_PROBLEM TO WORK ON_.
Every line in the listing is to be echoed verbatim.

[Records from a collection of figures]
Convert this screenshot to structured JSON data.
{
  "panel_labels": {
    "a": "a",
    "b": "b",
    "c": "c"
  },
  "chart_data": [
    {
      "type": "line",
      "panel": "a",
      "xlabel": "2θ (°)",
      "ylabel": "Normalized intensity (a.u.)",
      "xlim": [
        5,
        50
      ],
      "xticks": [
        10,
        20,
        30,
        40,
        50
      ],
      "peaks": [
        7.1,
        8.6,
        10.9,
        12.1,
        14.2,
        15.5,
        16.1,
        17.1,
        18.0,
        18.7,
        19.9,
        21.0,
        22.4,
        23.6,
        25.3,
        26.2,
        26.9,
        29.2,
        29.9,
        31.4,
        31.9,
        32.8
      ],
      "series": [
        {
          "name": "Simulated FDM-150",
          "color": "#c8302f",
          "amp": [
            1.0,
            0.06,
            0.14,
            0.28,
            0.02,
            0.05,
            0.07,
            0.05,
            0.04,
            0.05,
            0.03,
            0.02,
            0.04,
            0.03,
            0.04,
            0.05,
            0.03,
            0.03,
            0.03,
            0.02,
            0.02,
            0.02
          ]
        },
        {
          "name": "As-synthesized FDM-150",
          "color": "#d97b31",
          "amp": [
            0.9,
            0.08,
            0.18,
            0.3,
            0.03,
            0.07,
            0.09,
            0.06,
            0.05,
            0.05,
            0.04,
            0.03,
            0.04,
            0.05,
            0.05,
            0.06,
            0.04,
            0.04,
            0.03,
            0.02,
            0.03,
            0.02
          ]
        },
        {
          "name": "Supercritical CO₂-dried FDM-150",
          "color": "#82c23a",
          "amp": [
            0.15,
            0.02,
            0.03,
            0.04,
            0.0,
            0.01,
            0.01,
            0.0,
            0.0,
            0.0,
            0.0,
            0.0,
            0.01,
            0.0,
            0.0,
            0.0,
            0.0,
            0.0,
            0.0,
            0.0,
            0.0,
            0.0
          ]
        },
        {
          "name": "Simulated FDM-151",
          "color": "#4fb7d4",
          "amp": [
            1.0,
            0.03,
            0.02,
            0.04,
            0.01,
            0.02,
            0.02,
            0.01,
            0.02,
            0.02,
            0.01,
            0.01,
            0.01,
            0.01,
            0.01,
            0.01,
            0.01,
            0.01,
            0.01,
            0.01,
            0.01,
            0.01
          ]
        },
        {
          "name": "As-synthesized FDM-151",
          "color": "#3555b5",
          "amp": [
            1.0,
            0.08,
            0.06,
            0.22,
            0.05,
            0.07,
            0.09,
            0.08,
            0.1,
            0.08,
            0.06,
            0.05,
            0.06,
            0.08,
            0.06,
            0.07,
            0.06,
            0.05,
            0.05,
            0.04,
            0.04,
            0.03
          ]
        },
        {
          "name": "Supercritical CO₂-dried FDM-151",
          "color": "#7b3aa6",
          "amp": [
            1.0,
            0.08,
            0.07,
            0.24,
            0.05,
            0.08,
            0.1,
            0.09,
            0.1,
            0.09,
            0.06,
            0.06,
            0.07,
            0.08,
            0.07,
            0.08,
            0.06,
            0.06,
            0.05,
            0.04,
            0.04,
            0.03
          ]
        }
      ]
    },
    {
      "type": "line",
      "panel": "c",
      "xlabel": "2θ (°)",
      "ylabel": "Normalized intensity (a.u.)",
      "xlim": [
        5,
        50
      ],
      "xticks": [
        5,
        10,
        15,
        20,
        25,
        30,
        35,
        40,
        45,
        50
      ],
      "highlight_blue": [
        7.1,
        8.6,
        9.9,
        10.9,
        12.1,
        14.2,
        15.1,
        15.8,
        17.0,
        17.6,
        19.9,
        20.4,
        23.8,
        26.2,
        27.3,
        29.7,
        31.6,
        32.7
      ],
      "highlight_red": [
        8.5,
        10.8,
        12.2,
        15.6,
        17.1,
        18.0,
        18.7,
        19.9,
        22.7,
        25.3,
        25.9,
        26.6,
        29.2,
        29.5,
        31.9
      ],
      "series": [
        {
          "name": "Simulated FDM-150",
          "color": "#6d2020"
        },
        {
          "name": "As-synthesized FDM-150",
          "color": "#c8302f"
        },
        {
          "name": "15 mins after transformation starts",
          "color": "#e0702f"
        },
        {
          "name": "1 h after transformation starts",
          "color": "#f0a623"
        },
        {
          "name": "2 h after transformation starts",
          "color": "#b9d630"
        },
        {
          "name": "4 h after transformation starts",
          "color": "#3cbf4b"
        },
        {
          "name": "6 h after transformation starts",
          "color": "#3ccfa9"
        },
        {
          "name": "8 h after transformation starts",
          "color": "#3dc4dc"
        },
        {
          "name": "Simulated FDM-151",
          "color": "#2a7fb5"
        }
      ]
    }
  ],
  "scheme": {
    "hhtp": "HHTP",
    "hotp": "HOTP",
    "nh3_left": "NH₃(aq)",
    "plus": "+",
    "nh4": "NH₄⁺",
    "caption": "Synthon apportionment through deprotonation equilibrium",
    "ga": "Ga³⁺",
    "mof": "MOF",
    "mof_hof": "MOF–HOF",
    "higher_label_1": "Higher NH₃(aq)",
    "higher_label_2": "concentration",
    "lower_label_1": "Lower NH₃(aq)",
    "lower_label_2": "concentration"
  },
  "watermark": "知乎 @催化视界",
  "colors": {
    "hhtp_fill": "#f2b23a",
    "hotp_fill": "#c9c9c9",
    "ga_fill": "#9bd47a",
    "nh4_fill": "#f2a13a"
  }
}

_OUTPUT FOR THIS EXERCISE_.
Convert this screenshot to structured JSON data.
{
  "panel_labels": {
    "a": "a",
    "b": "b",
    "c": "c"
  },
  "chart_data": [
    {
      "type": "line",
      "panel": "a",
      "xlabel": "2θ (°)",
      "ylabel": "Normalized intensity (a.u.)",
      "xlim": [
        5,
        50
      ],
      "xticks": [
        10,
        20,
        30,
        40,
        50
      ],
      "peaks": [
        7.1,
        8.6,
        10.9,
        12.1,
        14.2,
        15.5,
        16.1,
        17.1,
        18.0,
        18.7,
        19.9,
        21.0,
        22.4,
        23.6,
        25.3,
        26.2,
        26.9,
        29.2,
        29.9,
        31.4,
        31.9,
        32.8
      ],
      "series": [
        {
          "name": "Simulated FDM-150",
          "color": "#c8302f",
          "amp": [
            1.0,
            0.06,
            0.14,
            0.28,
            0.02,
            0.05,
            0.07,
            0.05,
            0.04,
            0.05,
            0.03,
            0.02,
            0.04,
            0.03,
            0.04,
            0.05,
            0.03,
            0.03,
            0.03,
            0.02,
            0.02,
            0.02
          ]
        },
        {
          "name": "As-synthesized FDM-150",
          "color": "#d97b31",
          "amp": [
            0.9,
            0.08,
            0.18,
            0.3,
            0.03,
            0.07,
            0.09,
            0.06,
            0.05,
            0.05,
            0.04,
            0.03,
            0.04,
            0.05,
            0.05,
            0.06,
            0.04,
            0.04,
            0.03,
            0.02,
            0.03,
            0.02
          ]
        },
        {
          "name": "Supercritical CO₂-dried FDM-150",
          "color": "#82c23a",
          "amp": [
            0.15,
            0.02,
            0.03,
            0.04,
            0.0,
            0.01,
            0.01,
            0.0,
            0.0,
            0.0,
            0.0,
            0.0,
            0.01,
            0.0,
            0.0,
            0.0,
            0.0,
            0.0,
            0.0,
            0.0,
            0.0,
            0.0
          ]
        },
        {
          "name": "Simulated FDM-151",
          "color": "#4fb7d4",
          "amp": [
            1.0,
            0.03,
            0.02,
            0.04,
            0.01,
            0.02,
            0.02,
            0.01,
            0.02,
            0.02,
            0.01,
            0.01,
            0.01,
            0.01,
            0.01,
            0.01,
            0.01,
            0.01,
            0.01,
            0.01,
            0.01,
            0.01
          ]
        },
        {
          "name": "As-synthesized FDM-151",
          "color": "#3555b5",
          "amp": [
            1.0,
            0.08,
            0.06,
            0.22,
            0.05,
            0.07,
            0.09,
            0.08,
            0.1,
            0.08,
            0.06,
            0.05,
            0.06,
            0.08,
            0.06,
            0.07,
            0.06,
            0.05,
            0.05,
            0.04,
            0.04,
            0.03
          ]
        },
        {
          "name": "Supercritical CO₂-dried FDM-151",
          "color": "#7b3aa6",
          "amp": [
            1.0,
            0.08,
            0.07,
            0.24,
            0.05,
            0.08,
            0.1,
            0.09,
            0.1,
            0.09,
            0.06,
            0.06,
            0.07,
            0.08,
            0.07,
            0.08,
            0.06,
            0.06,
            0.05,
            0.04,
            0.04,
            0.03
          ]
        }
      ]
    },
    {
      "type": "line",
      "panel": "c",
      "xlabel": "2θ (°)",
      "ylabel": "Normalized intensity (a.u.)",
      "xlim": [
        5,
        50
      ],
      "xticks": [
        5,
        10,
        15,
        20,
        25,
        30,
        35,
        40,
        45,
        50
      ],
      "highlight_blue": [
        7.1,
        8.6,
        9.9,
        10.9,
        12.1,
        14.2,
        15.1,
        15.8,
        17.0,
        17.6,
        19.9,
        20.4,
        23.8,
        26.2,
        27.3,
        29.7,
        31.6,
        32.7
      ],
      "highlight_red": [
        8.5,
        10.8,
        12.2,
        15.6,
        17.1,
        18.0,
        18.7,
        19.9,
        22.7,
        25.3,
        25.9,
        26.6,
        29.2,
        29.5,
        31.9
      ],
      "series": [
        {
          "name": "Simulated FDM-150",
          "color": "#6d2020"
        },
        {
          "name": "As-synthesized FDM-150",
          "color": "#c8302f"
        },
        {
          "name": "15 mins after transformation starts",
          "color": "#e0702f"
        },
        {
          "name": "1 h after transformation starts",
          "color": "#f0a623"
        },
        {
          "name": "2 h after transformation starts",
          "color": "#b9d630"
        },
        {
          "name": "4 h after transformation starts",
          "color": "#3cbf4b"
        },
        {
          "name": "6 h after transformation starts",
          "color": "#3ccfa9"
        },
        {
          "name": "8 h after transformation starts",
          "color": "#3dc4dc"
        },
        {
          "name": "Simulated FDM-151",
          "color": "#2a7fb5"
        }
      ]
    }
  ],
  "scheme": {
    "hhtp": "HHTP",
    "hotp": "HOTP",
    "nh3_left": "NH₃(aq)",
    "plus": "+",
    "nh4": "NH₄⁺",
    "caption": "Synthon apportionment through deprotonation equilibrium",
    "ga": "Ga³⁺",
    "mof": "MOF",
    "mof_hof": "MOF–HOF",
    "higher_label_1": "Higher NH₃(aq)",
    "higher_label_2": "concentration",
    "lower_label_1": "Lower NH₃(aq)",
    "lower_label_2": "concentration"
  },
  "watermark": "知乎 @催化视界",
  "colors": {
    "hhtp_fill": "#f2b23a",
    "hotp_fill": "#c9c9c9",
    "ga_fill": "#9bd47a",
    "nh4_fill": "#f2a13a"
  }
}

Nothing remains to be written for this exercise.